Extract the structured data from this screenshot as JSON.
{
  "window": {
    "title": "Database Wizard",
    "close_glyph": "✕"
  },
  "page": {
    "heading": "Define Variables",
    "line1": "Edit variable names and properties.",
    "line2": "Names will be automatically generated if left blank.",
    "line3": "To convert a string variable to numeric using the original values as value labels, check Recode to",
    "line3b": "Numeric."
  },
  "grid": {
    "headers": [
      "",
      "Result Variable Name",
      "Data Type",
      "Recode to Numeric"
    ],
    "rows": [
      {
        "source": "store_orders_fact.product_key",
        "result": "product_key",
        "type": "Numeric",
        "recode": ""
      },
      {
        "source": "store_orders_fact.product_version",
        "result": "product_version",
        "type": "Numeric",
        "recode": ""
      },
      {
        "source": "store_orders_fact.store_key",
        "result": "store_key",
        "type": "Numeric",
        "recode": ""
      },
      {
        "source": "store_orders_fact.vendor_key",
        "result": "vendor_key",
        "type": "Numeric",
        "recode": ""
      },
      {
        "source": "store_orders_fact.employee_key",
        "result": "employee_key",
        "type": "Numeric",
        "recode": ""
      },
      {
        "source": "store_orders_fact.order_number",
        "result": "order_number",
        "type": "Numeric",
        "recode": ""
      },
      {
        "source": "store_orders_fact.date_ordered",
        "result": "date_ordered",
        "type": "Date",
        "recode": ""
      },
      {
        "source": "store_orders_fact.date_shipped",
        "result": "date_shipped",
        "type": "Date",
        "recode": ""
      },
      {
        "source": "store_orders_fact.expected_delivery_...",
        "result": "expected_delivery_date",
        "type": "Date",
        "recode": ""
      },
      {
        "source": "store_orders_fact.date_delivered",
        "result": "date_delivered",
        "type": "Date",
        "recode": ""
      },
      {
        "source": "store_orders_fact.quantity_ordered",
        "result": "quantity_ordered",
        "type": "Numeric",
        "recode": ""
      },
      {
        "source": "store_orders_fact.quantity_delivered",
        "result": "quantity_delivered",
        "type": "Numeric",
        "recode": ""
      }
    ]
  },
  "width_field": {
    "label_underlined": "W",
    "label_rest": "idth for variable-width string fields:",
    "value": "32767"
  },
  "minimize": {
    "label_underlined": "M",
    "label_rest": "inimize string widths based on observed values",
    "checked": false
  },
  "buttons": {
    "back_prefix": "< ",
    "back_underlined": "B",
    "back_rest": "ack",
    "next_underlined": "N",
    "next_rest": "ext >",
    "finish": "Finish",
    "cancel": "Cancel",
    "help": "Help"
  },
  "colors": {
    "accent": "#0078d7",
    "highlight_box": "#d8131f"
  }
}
= = = =
● **Set exercise**: Please repeat the listing above in full and exactly.

● **Full solution**:
Extract the structured data from this screenshot as JSON.
{
  "window": {
    "title": "Database Wizard",
    "close_glyph": "✕"
  },
  "page": {
    "heading": "Define Variables",
    "line1": "Edit variable names and properties.",
    "line2": "Names will be automatically generated if left blank.",
    "line3": "To convert a string variable to numeric using the original values as value labels, check Recode to",
    "line3b": "Numeric."
  },
  "grid": {
    "headers": [
      "",
      "Result Variable Name",
      "Data Type",
      "Recode to Numeric"
    ],
    "rows": [
      {
        "source": "store_orders_fact.product_key",
        "result": "product_key",
        "type": "Numeric",
        "recode": ""
      },
      {
        "source": "store_orders_fact.product_version",
        "result": "product_version",
        "type": "Numeric",
        "recode": ""
      },
      {
        "source": "store_orders_fact.store_key",
        "result": "store_key",
        "type": "Numeric",
        "recode": ""
      },
      {
        "source": "store_orders_fact.vendor_key",
        "result": "vendor_key",
        "type": "Numeric",
        "recode": ""
      },
      {
        "source": "store_orders_fact.employee_key",
        "result": "employee_key",
        "type": "Numeric",
        "recode": ""
      },
      {
        "source": "store_orders_fact.order_number",
        "result": "order_number",
        "type": "Numeric",
        "recode": ""
      },
      {
        "source": "store_orders_fact.date_ordered",
        "result": "date_ordered",
        "type": "Date",
        "recode": ""
      },
      {
        "source": "store_orders_fact.date_shipped",
        "result": "date_shipped",
        "type": "Date",
        "recode": ""
      },
      {
        "source": "store_orders_fact.expected_delivery_...",
        "result": "expected_delivery_date",
        "type": "Date",
        "recode": ""
      },
      {
        "source": "store_orders_fact.date_delivered",
        "result": "date_delivered",
        "type": "Date",
        "recode": ""
      },
      {
        "source": "store_orders_fact.quantity_ordered",
        "result": "quantity_ordered",
        "type": "Numeric",
        "recode": ""
      },
      {
        "source": "store_orders_fact.quantity_delivered",
        "result": "quantity_delivered",
        "type": "Numeric",
        "recode": ""
      }
    ]
  },
  "width_field": {
    "label_underlined": "W",
    "label_rest": "idth for variable-width string fields:",
    "value": "32767"
  },
  "minimize": {
    "label_underlined": "M",
    "label_rest": "inimize string widths based on observed values",
    "checked": false
  },
  "buttons": {
    "back_prefix": "< ",
    "back_underlined": "B",
    "back_rest": "ack",
    "next_underlined": "N",
    "next_rest": "ext >",
    "finish": "Finish",
    "cancel": "Cancel",
    "help": "Help"
  },
  "colors": {
    "accent": "#0078d7",
    "highlight_box": "#d8131f"
  }
}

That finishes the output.